_Stated goal_: Could you repeat the records below exactly, leaving out any pictures?

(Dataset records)
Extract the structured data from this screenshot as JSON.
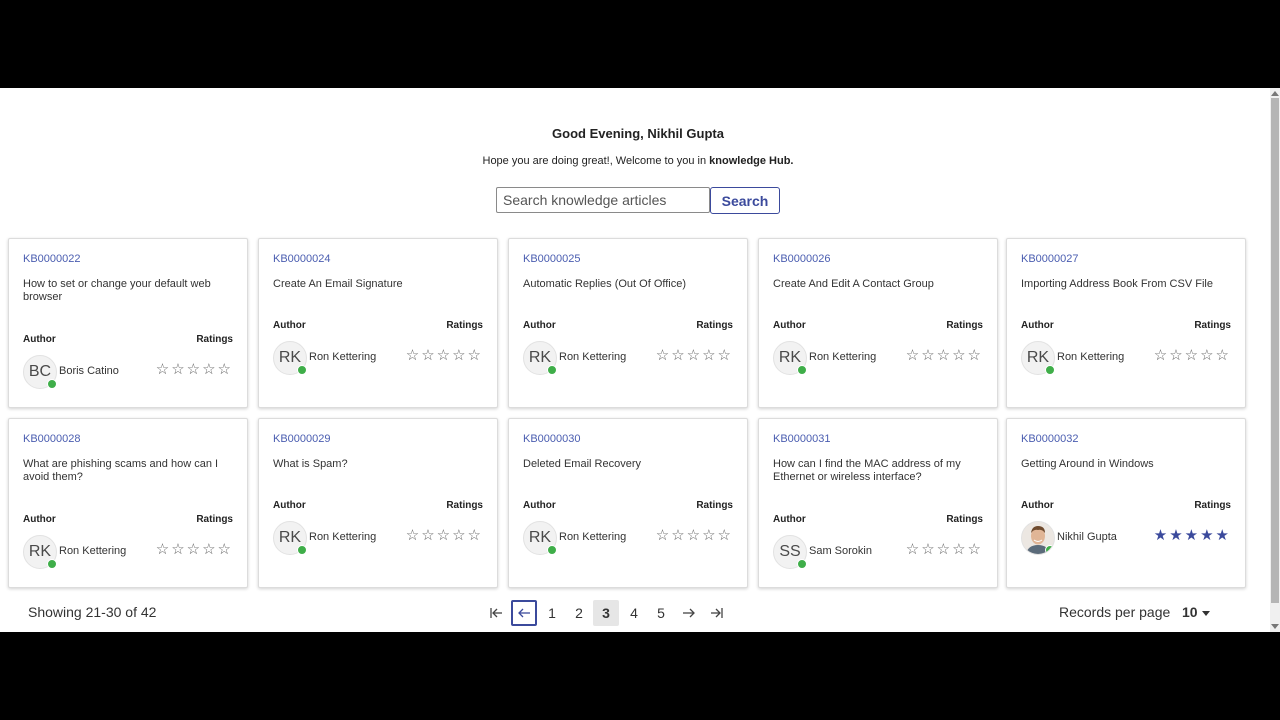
{
  "header": {
    "greeting": "Good Evening, Nikhil Gupta",
    "welcome_prefix": "Hope you are doing great!, Welcome to you in ",
    "welcome_bold": "knowledge Hub."
  },
  "search": {
    "placeholder": "Search knowledge articles",
    "value": "",
    "button_label": "Search"
  },
  "labels": {
    "author": "Author",
    "ratings": "Ratings"
  },
  "colors": {
    "accent": "#3b4a9c",
    "link": "#4a5db0",
    "presence": "#3fae49"
  },
  "cards": [
    {
      "id": "KB0000022",
      "title": "How to set or change your default web browser",
      "author": "Boris Catino",
      "initials": "BC",
      "rating": 0,
      "avatar": "initials"
    },
    {
      "id": "KB0000024",
      "title": "Create An Email Signature",
      "author": "Ron Kettering",
      "initials": "RK",
      "rating": 0,
      "avatar": "initials"
    },
    {
      "id": "KB0000025",
      "title": "Automatic Replies (Out Of Office)",
      "author": "Ron Kettering",
      "initials": "RK",
      "rating": 0,
      "avatar": "initials"
    },
    {
      "id": "KB0000026",
      "title": "Create And Edit A Contact Group",
      "author": "Ron Kettering",
      "initials": "RK",
      "rating": 0,
      "avatar": "initials"
    },
    {
      "id": "KB0000027",
      "title": "Importing Address Book From CSV File",
      "author": "Ron Kettering",
      "initials": "RK",
      "rating": 0,
      "avatar": "initials"
    },
    {
      "id": "KB0000028",
      "title": "What are phishing scams and how can I avoid them?",
      "author": "Ron Kettering",
      "initials": "RK",
      "rating": 0,
      "avatar": "initials"
    },
    {
      "id": "KB0000029",
      "title": "What is Spam?",
      "author": "Ron Kettering",
      "initials": "RK",
      "rating": 0,
      "avatar": "initials"
    },
    {
      "id": "KB0000030",
      "title": "Deleted Email Recovery",
      "author": "Ron Kettering",
      "initials": "RK",
      "rating": 0,
      "avatar": "initials"
    },
    {
      "id": "KB0000031",
      "title": "How can I find the MAC address of my Ethernet or wireless interface?",
      "author": "Sam Sorokin",
      "initials": "SS",
      "rating": 0,
      "avatar": "initials"
    },
    {
      "id": "KB0000032",
      "title": "Getting Around in Windows",
      "author": "Nikhil Gupta",
      "initials": "",
      "rating": 5,
      "avatar": "photo"
    }
  ],
  "pagination": {
    "showing": "Showing 21-30 of 42",
    "pages": [
      "1",
      "2",
      "3",
      "4",
      "5"
    ],
    "current_page": "3",
    "records_label": "Records per page",
    "records_value": "10"
  }
}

_Exercise solution_:
Extract the structured data from this screenshot as JSON.
{
  "header": {
    "greeting": "Good Evening, Nikhil Gupta",
    "welcome_prefix": "Hope you are doing great!, Welcome to you in ",
    "welcome_bold": "knowledge Hub."
  },
  "search": {
    "placeholder": "Search knowledge articles",
    "value": "",
    "button_label": "Search"
  },
  "labels": {
    "author": "Author",
    "ratings": "Ratings"
  },
  "colors": {
    "accent": "#3b4a9c",
    "link": "#4a5db0",
    "presence": "#3fae49"
  },
  "cards": [
    {
      "id": "KB0000022",
      "title": "How to set or change your default web browser",
      "author": "Boris Catino",
      "initials": "BC",
      "rating": 0,
      "avatar": "initials"
    },
    {
      "id": "KB0000024",
      "title": "Create An Email Signature",
      "author": "Ron Kettering",
      "initials": "RK",
      "rating": 0,
      "avatar": "initials"
    },
    {
      "id": "KB0000025",
      "title": "Automatic Replies (Out Of Office)",
      "author": "Ron Kettering",
      "initials": "RK",
      "rating": 0,
      "avatar": "initials"
    },
    {
      "id": "KB0000026",
      "title": "Create And Edit A Contact Group",
      "author": "Ron Kettering",
      "initials": "RK",
      "rating": 0,
      "avatar": "initials"
    },
    {
      "id": "KB0000027",
      "title": "Importing Address Book From CSV File",
      "author": "Ron Kettering",
      "initials": "RK",
      "rating": 0,
      "avatar": "initials"
    },
    {
      "id": "KB0000028",
      "title": "What are phishing scams and how can I avoid them?",
      "author": "Ron Kettering",
      "initials": "RK",
      "rating": 0,
      "avatar": "initials"
    },
    {
      "id": "KB0000029",
      "title": "What is Spam?",
      "author": "Ron Kettering",
      "initials": "RK",
      "rating": 0,
      "avatar": "initials"
    },
    {
      "id": "KB0000030",
      "title": "Deleted Email Recovery",
      "author": "Ron Kettering",
      "initials": "RK",
      "rating": 0,
      "avatar": "initials"
    },
    {
      "id": "KB0000031",
      "title": "How can I find the MAC address of my Ethernet or wireless interface?",
      "author": "Sam Sorokin",
      "initials": "SS",
      "rating": 0,
      "avatar": "initials"
    },
    {
      "id": "KB0000032",
      "title": "Getting Around in Windows",
      "author": "Nikhil Gupta",
      "initials": "",
      "rating": 5,
      "avatar": "photo"
    }
  ],
  "pagination": {
    "showing": "Showing 21-30 of 42",
    "pages": [
      "1",
      "2",
      "3",
      "4",
      "5"
    ],
    "current_page": "3",
    "records_label": "Records per page",
    "records_value": "10"
  }
}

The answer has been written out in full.